## What you should do
Go through the data below and gather each line containing "Ricky".

(Recorded data)
----------------

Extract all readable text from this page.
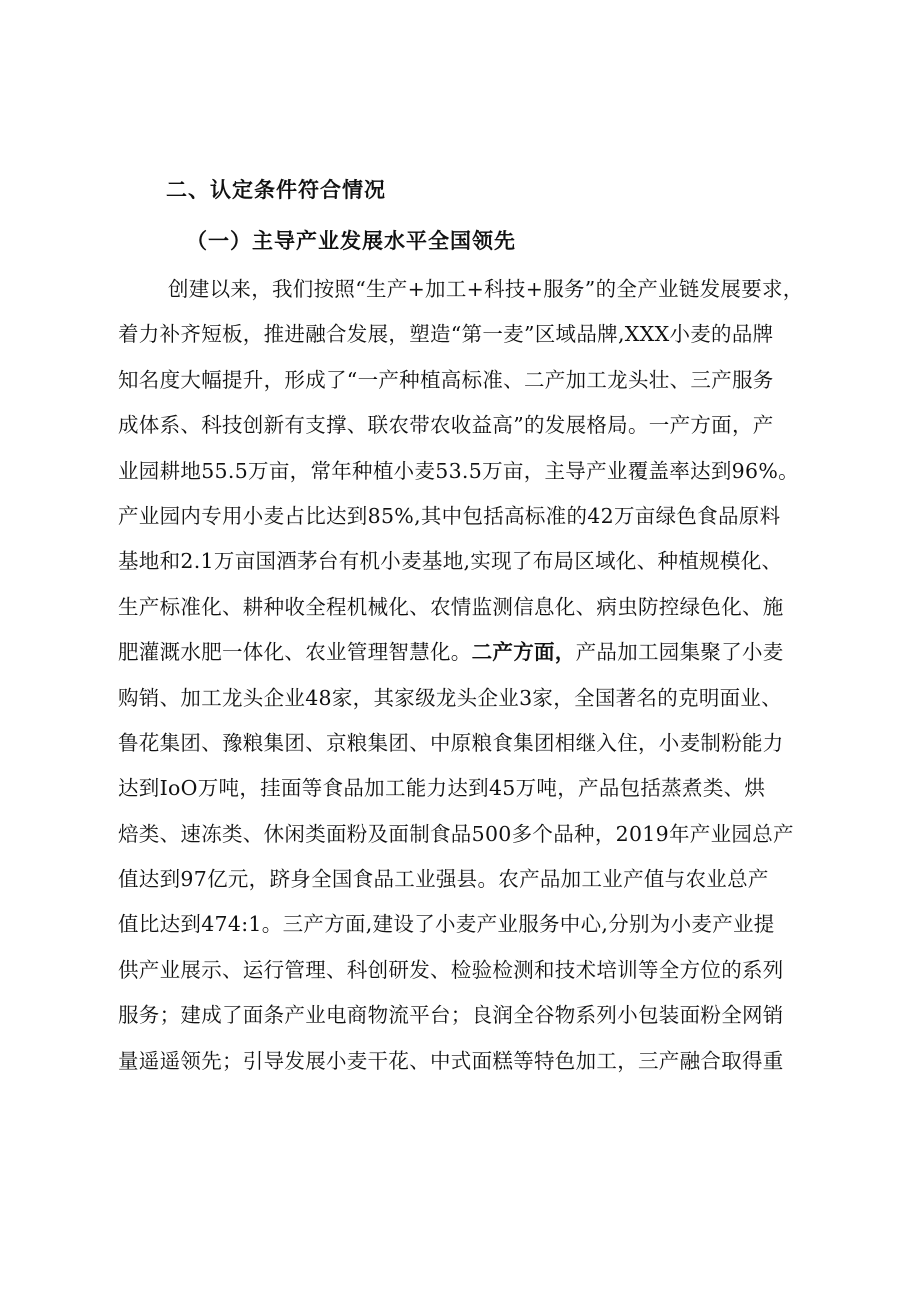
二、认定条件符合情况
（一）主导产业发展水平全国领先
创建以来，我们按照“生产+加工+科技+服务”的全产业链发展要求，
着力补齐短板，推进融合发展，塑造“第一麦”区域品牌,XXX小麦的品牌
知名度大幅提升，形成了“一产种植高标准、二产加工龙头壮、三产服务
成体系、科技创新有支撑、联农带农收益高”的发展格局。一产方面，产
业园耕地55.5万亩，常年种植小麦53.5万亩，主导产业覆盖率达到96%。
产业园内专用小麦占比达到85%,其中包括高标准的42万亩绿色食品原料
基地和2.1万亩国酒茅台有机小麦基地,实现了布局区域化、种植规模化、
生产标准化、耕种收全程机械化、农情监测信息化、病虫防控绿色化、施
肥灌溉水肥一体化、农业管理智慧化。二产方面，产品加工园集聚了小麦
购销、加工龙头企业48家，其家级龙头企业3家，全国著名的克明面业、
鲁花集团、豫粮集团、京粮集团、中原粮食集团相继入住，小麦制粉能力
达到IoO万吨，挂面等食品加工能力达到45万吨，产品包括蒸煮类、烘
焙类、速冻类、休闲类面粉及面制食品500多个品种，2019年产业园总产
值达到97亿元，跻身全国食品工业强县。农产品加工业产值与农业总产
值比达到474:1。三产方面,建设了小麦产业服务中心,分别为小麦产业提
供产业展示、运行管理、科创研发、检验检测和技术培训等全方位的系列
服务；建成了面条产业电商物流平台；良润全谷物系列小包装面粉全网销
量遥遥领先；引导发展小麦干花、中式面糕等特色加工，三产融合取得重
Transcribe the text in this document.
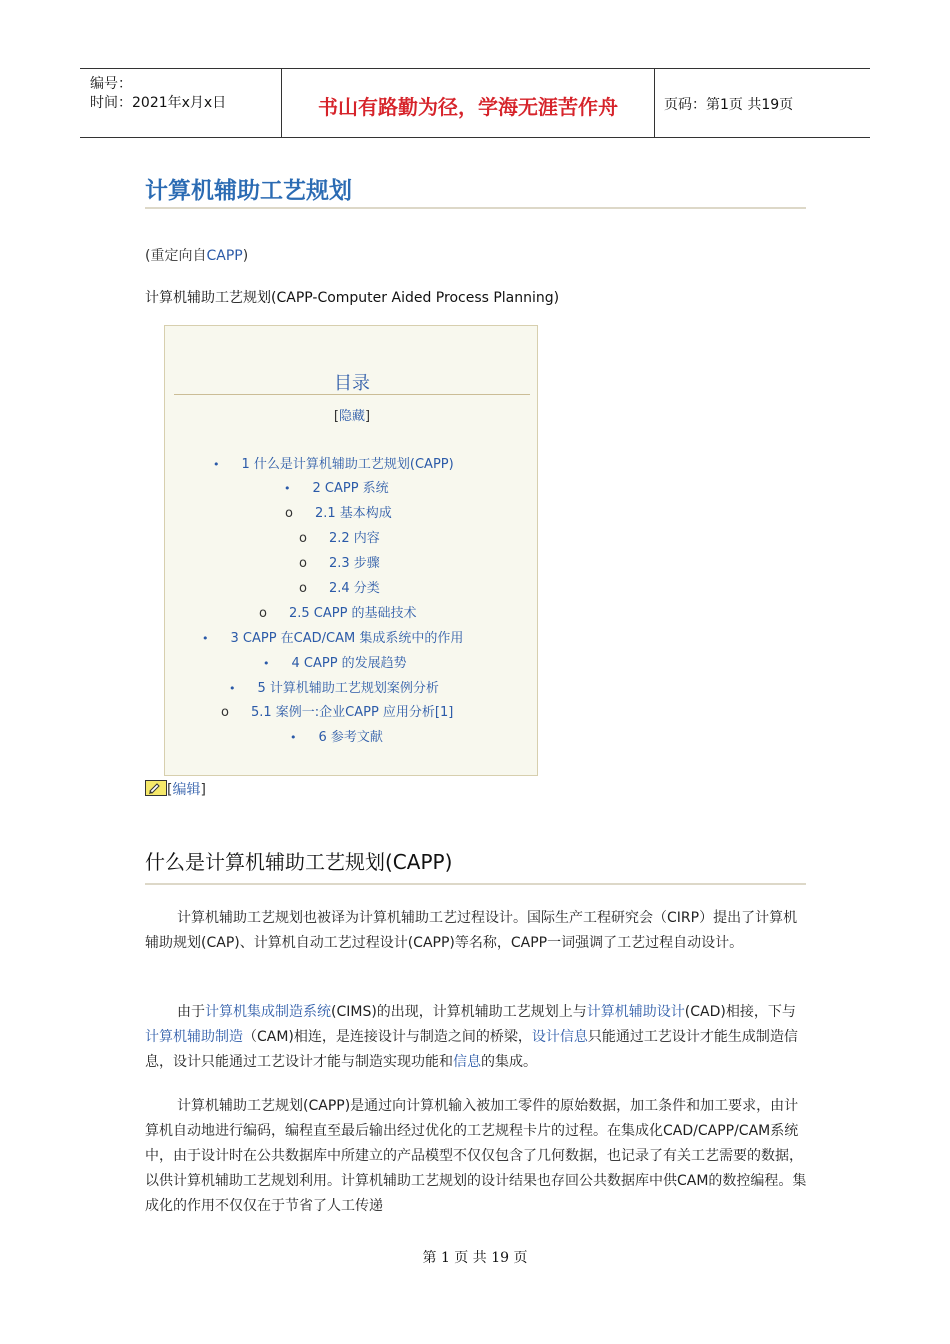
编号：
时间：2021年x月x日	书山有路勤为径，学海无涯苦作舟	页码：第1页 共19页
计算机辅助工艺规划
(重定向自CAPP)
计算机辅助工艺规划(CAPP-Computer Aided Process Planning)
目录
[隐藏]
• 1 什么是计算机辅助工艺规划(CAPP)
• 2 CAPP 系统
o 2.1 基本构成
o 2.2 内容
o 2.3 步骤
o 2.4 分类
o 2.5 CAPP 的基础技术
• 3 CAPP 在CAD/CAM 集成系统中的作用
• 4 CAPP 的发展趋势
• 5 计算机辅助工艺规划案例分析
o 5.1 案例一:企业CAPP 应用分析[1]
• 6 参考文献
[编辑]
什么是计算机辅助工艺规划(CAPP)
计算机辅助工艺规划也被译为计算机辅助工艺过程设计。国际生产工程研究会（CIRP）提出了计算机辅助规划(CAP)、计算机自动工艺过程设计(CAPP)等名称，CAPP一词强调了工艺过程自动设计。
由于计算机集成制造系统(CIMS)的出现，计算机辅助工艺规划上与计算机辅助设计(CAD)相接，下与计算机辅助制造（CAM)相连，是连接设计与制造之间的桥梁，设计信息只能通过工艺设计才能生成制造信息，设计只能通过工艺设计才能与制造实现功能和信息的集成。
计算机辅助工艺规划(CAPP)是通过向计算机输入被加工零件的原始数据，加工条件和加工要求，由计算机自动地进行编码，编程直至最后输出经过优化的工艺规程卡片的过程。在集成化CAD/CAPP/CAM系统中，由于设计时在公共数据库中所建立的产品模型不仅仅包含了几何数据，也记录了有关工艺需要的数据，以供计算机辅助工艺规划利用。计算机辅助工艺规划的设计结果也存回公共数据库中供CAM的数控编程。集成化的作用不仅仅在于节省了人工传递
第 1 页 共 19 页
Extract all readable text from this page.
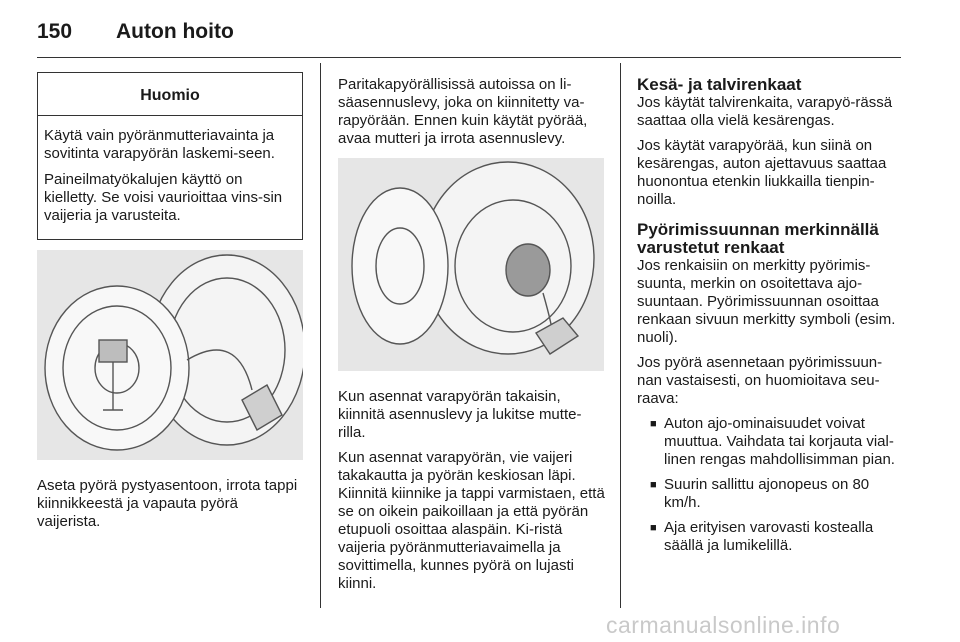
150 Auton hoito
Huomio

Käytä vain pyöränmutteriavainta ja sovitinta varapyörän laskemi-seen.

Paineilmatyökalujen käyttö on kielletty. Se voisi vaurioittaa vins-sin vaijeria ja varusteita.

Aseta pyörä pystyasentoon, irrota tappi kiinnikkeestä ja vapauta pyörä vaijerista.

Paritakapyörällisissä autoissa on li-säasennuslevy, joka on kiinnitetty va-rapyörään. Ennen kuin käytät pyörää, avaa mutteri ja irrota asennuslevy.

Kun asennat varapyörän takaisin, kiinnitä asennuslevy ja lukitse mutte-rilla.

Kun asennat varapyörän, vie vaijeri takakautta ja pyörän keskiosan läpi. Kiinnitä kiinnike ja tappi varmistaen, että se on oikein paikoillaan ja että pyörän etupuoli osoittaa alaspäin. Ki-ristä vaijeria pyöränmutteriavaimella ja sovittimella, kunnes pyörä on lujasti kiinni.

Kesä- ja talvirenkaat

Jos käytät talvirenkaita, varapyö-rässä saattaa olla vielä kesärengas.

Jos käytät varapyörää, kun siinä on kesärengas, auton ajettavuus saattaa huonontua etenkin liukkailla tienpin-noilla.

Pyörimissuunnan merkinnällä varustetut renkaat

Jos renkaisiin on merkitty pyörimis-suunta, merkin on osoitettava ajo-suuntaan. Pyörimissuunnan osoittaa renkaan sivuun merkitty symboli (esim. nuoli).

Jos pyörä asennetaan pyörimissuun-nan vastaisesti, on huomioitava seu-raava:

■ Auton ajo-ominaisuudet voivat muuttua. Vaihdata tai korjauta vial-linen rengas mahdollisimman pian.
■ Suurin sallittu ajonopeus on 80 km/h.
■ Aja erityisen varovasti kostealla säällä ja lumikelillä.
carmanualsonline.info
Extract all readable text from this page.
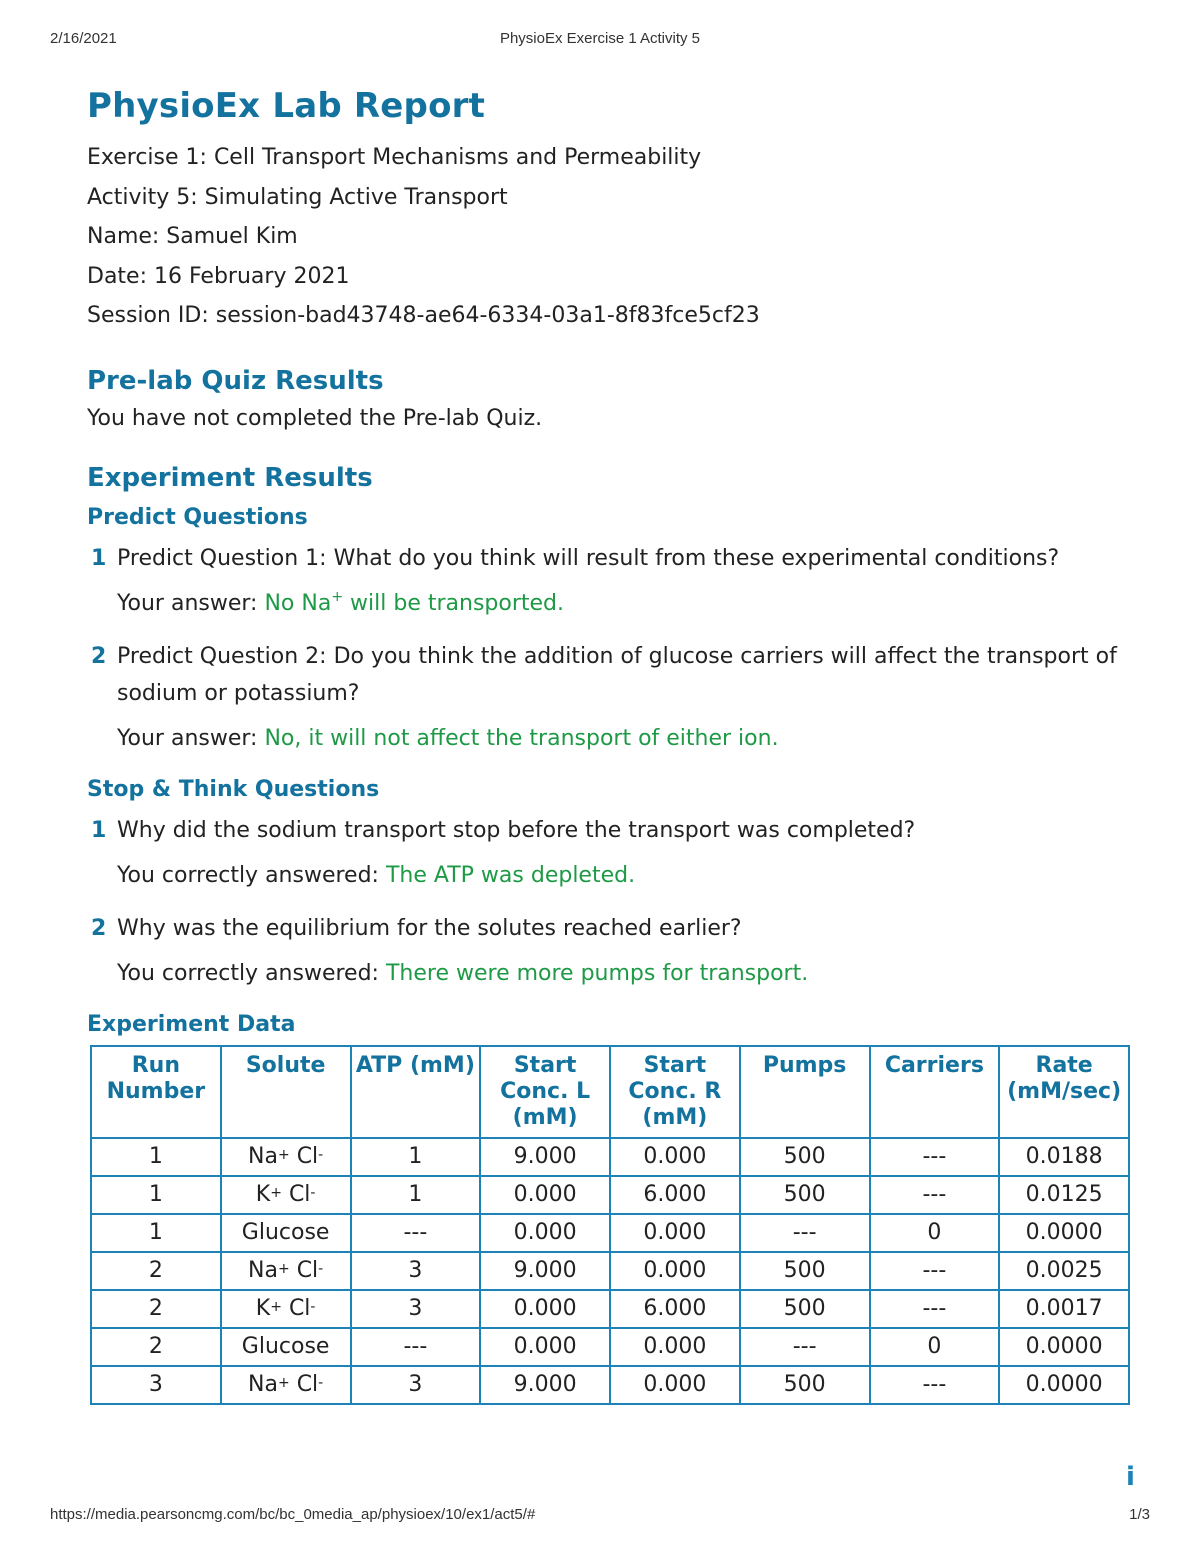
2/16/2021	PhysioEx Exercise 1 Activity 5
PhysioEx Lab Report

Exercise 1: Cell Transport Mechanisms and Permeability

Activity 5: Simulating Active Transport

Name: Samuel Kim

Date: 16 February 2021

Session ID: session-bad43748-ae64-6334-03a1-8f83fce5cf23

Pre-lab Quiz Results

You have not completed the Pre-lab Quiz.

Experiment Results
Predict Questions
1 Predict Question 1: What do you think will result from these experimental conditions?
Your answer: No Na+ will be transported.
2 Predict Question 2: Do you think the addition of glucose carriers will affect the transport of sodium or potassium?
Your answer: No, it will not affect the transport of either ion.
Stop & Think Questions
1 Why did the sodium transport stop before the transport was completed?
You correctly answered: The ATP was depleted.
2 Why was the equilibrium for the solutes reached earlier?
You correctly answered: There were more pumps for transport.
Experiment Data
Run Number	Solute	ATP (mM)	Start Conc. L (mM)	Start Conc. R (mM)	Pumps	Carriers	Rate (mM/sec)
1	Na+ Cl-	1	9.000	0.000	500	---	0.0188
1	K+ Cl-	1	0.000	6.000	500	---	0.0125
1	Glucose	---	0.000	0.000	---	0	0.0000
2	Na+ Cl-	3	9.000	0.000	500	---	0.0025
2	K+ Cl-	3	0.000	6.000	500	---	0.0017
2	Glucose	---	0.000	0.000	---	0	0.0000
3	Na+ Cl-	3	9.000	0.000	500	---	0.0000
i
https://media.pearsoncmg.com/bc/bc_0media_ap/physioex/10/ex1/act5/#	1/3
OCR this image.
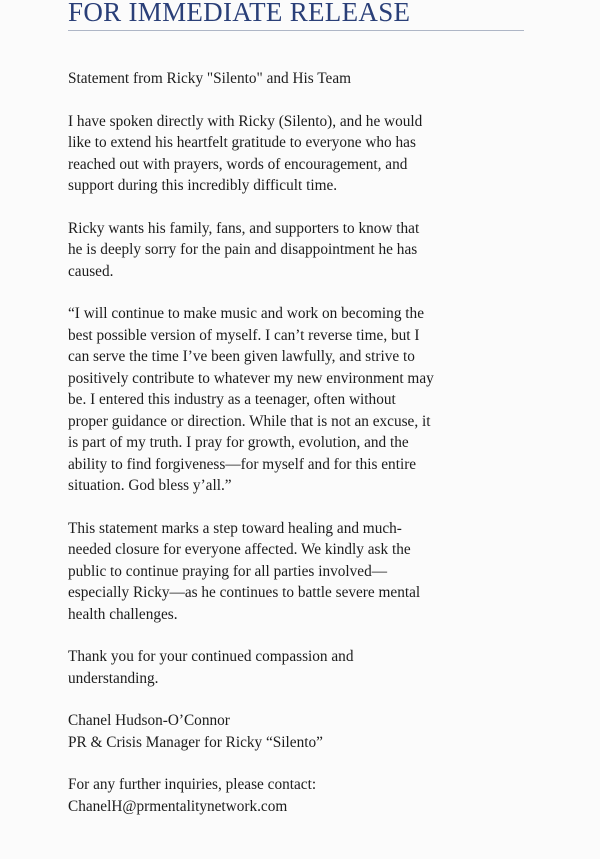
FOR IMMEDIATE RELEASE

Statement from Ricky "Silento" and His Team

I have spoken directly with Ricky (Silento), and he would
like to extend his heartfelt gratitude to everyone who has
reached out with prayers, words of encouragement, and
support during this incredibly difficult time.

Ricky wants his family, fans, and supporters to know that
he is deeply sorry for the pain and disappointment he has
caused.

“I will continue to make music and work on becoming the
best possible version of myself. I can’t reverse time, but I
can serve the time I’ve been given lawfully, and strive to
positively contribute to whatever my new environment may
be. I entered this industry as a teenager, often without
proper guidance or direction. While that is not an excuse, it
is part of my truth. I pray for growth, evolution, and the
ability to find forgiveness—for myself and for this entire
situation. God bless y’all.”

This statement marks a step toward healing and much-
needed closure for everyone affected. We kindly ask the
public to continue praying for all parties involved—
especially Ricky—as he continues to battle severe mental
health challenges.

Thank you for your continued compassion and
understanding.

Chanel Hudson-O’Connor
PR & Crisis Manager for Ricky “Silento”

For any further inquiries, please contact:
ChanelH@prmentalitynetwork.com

----------------

## Expected answer
Statement from Ricky "Silento" and His Team
I have spoken directly with Ricky (Silento), and he would
Ricky wants his family, fans, and supporters to know that
especially Ricky—as he continues to battle severe mental
PR & Crisis Manager for Ricky “Silento”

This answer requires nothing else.